WORK REQUIRED: What is the number of lines in the entries that include the word "Time"? Respond with the number only.

RECORD EXTRACTS:

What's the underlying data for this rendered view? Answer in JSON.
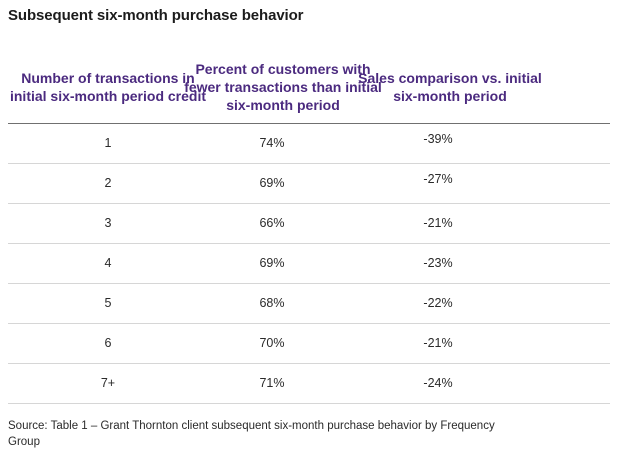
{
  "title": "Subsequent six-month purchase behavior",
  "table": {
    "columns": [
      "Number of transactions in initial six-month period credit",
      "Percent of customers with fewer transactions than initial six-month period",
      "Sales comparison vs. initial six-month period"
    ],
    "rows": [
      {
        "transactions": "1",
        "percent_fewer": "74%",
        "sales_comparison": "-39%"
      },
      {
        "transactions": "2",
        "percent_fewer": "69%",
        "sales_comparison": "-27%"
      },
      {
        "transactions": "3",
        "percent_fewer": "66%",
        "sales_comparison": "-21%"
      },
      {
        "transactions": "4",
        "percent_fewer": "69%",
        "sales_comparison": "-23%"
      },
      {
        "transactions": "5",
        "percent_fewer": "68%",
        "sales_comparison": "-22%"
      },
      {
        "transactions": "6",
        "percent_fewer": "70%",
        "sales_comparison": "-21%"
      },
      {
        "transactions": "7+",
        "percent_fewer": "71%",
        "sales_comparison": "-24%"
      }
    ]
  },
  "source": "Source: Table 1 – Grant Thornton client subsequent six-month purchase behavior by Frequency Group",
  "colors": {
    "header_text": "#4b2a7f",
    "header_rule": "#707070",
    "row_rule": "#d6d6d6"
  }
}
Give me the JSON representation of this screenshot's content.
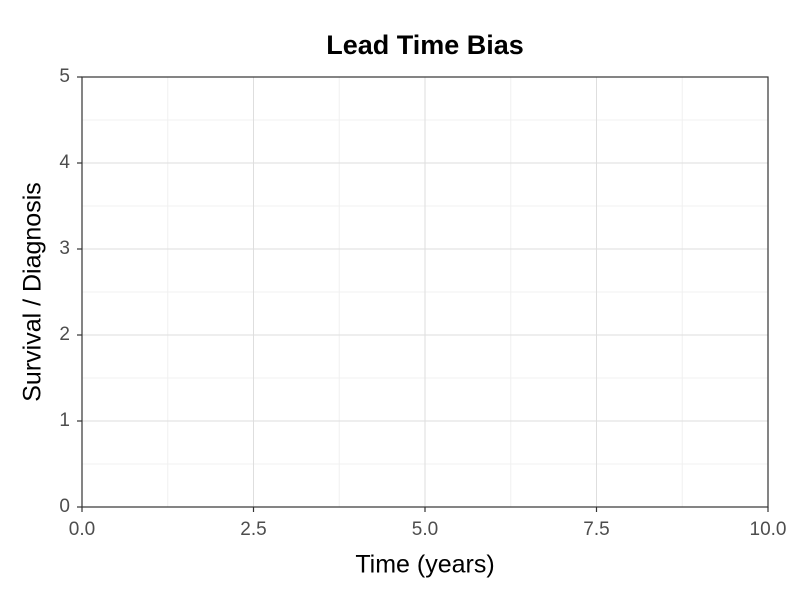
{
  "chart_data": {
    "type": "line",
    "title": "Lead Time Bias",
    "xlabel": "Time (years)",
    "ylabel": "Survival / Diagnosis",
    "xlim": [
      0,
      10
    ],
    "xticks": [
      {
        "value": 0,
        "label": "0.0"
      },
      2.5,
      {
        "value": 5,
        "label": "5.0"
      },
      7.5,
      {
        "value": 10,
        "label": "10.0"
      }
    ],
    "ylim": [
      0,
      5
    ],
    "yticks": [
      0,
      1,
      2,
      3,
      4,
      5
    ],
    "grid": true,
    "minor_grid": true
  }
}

FINISHED EXERCISE: 2